▶ **MATERIAL SUPPLIED**
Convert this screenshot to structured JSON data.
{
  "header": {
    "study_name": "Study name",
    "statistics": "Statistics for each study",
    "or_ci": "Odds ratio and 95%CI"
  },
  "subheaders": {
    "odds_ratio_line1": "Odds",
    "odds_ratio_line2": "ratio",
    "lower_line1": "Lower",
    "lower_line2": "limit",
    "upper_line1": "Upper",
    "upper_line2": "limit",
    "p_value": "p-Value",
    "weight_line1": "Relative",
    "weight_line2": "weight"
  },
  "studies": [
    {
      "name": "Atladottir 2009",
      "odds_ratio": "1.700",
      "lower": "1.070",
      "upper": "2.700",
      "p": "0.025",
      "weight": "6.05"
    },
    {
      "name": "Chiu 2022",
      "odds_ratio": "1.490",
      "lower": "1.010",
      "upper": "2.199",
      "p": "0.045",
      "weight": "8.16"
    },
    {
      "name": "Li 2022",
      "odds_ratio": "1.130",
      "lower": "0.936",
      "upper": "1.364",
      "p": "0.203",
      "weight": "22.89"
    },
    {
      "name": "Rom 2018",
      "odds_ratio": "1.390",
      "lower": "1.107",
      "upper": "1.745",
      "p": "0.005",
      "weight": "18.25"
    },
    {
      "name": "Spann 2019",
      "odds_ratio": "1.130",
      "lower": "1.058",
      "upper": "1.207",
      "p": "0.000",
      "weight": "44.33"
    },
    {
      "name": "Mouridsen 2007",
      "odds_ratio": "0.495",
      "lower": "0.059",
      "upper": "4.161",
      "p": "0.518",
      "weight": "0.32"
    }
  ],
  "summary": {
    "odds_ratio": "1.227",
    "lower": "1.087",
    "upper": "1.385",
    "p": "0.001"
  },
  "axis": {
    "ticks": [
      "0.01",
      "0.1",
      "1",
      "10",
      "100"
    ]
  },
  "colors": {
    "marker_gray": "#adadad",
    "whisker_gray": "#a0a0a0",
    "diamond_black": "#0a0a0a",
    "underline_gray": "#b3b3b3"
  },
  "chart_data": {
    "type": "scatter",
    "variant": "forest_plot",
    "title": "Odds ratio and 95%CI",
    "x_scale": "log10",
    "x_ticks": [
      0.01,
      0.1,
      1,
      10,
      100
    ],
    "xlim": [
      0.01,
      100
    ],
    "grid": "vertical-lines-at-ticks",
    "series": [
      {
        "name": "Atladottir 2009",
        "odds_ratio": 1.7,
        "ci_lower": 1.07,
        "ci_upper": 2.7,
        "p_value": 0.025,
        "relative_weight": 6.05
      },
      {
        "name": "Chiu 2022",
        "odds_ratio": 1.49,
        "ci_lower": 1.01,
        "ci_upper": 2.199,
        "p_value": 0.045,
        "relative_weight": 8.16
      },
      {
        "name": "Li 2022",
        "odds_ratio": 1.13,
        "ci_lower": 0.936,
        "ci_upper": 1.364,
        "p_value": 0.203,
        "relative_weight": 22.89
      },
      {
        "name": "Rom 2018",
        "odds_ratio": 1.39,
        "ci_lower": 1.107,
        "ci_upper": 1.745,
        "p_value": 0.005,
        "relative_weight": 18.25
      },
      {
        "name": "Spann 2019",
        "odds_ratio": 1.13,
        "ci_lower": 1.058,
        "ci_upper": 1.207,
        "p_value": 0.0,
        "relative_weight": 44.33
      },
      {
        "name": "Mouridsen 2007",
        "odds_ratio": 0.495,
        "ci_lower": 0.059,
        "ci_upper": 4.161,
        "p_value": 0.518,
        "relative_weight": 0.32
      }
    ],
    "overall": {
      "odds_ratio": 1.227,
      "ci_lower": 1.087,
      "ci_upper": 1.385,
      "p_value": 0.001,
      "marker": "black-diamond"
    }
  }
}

---

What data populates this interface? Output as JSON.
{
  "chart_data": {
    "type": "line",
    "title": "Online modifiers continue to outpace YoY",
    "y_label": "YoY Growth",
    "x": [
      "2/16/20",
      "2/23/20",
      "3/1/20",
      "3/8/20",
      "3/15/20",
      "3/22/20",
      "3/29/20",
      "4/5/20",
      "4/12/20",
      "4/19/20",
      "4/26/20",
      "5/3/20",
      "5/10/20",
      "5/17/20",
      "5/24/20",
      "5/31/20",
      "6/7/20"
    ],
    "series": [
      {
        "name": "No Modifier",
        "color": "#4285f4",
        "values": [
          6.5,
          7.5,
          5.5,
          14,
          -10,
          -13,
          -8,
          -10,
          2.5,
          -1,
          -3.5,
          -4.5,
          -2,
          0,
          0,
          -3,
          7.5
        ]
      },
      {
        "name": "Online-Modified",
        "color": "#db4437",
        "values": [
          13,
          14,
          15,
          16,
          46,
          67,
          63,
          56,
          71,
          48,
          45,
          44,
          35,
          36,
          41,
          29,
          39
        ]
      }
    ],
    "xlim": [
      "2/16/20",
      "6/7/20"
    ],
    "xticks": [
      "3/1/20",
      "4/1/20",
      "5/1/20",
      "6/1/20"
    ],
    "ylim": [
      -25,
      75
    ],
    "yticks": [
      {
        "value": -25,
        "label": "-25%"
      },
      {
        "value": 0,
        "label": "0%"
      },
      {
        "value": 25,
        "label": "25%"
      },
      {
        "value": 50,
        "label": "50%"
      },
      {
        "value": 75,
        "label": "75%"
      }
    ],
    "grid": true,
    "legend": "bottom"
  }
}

▶ **EXERCISE INSTRUCTIONS**
Scan the material above. Extract every line in which the word "grid" occurs.

▶ **EXERCISE ANSWER**
    "grid": "vertical-lines-at-ticks",
    "grid": true,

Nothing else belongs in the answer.